Count the lines below that contain the word "name", and give only that number.

(Stored records)
==*==
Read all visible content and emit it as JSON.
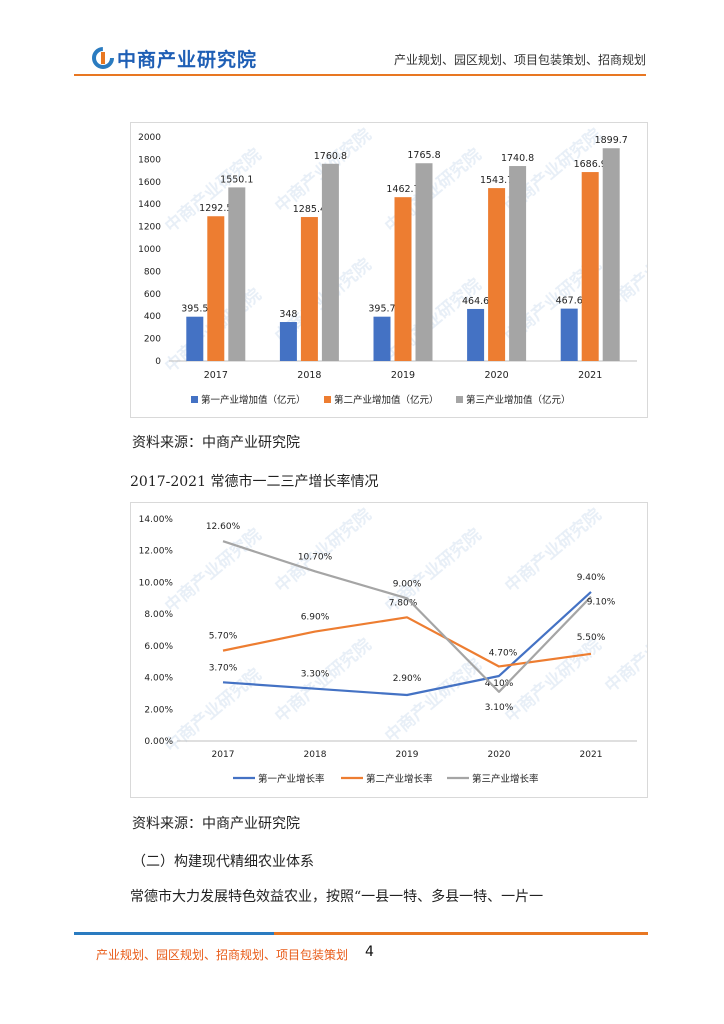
{
  "header": {
    "logo_text": "中商产业研究院",
    "right_text": "产业规划、园区规划、项目包装策划、招商规划"
  },
  "bar_source": "资料来源：中商产业研究院",
  "line_title": "2017-2021 常德市一二三产增长率情况",
  "line_source": "资料来源：中商产业研究院",
  "section_heading": "（二）构建现代精细农业体系",
  "body_text": "常德市大力发展特色效益农业，按照“一县一特、多县一特、一片一",
  "watermark_text": "中商产业研究院",
  "footer": {
    "text": "产业规划、园区规划、招商规划、项目包装策划",
    "page": "4"
  },
  "colors": {
    "blue": "#4472c4",
    "orange": "#ed7d31",
    "gray": "#a5a5a5",
    "accent": "#e87722",
    "brand": "#1f5fb5"
  },
  "chart_data": [
    {
      "type": "bar",
      "categories": [
        "2017",
        "2018",
        "2019",
        "2020",
        "2021"
      ],
      "series": [
        {
          "name": "第一产业增加值（亿元）",
          "values": [
            395.5,
            348,
            395.7,
            464.6,
            467.6
          ],
          "labels": [
            "395.5",
            "348",
            "395.7",
            "464.6",
            "467.6"
          ]
        },
        {
          "name": "第二产业增加值（亿元）",
          "values": [
            1292.5,
            1285.4,
            1462.7,
            1543.7,
            1686.9
          ],
          "labels": [
            "1292.5",
            "1285.4",
            "1462.7",
            "1543.7",
            "1686.9"
          ]
        },
        {
          "name": "第三产业增加值（亿元）",
          "values": [
            1550.1,
            1760.8,
            1765.8,
            1740.8,
            1899.7
          ],
          "labels": [
            "1550.1",
            "1760.8",
            "1765.8",
            "1740.8",
            "1899.7"
          ]
        }
      ],
      "ylim": [
        0,
        2000
      ],
      "yticks": [
        "0",
        "200",
        "400",
        "600",
        "800",
        "1000",
        "1200",
        "1400",
        "1600",
        "1800",
        "2000"
      ],
      "legend": "bottom"
    },
    {
      "type": "line",
      "categories": [
        "2017",
        "2018",
        "2019",
        "2020",
        "2021"
      ],
      "series": [
        {
          "name": "第一产业增长率",
          "values": [
            3.7,
            3.3,
            2.9,
            4.1,
            9.4
          ],
          "labels": [
            "3.70%",
            "3.30%",
            "2.90%",
            "4.10%",
            "9.40%"
          ]
        },
        {
          "name": "第二产业增长率",
          "values": [
            5.7,
            6.9,
            7.8,
            4.7,
            5.5
          ],
          "labels": [
            "5.70%",
            "6.90%",
            "7.80%",
            "4.70%",
            "5.50%"
          ]
        },
        {
          "name": "第三产业增长率",
          "values": [
            12.6,
            10.7,
            9.0,
            3.1,
            9.1
          ],
          "labels": [
            "12.60%",
            "10.70%",
            "9.00%",
            "3.10%",
            "9.10%"
          ]
        }
      ],
      "ylim": [
        0,
        14
      ],
      "yticks": [
        "0.00%",
        "2.00%",
        "4.00%",
        "6.00%",
        "8.00%",
        "10.00%",
        "12.00%",
        "14.00%"
      ],
      "legend": "bottom"
    }
  ]
}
==*==
## Response to the exercise:
6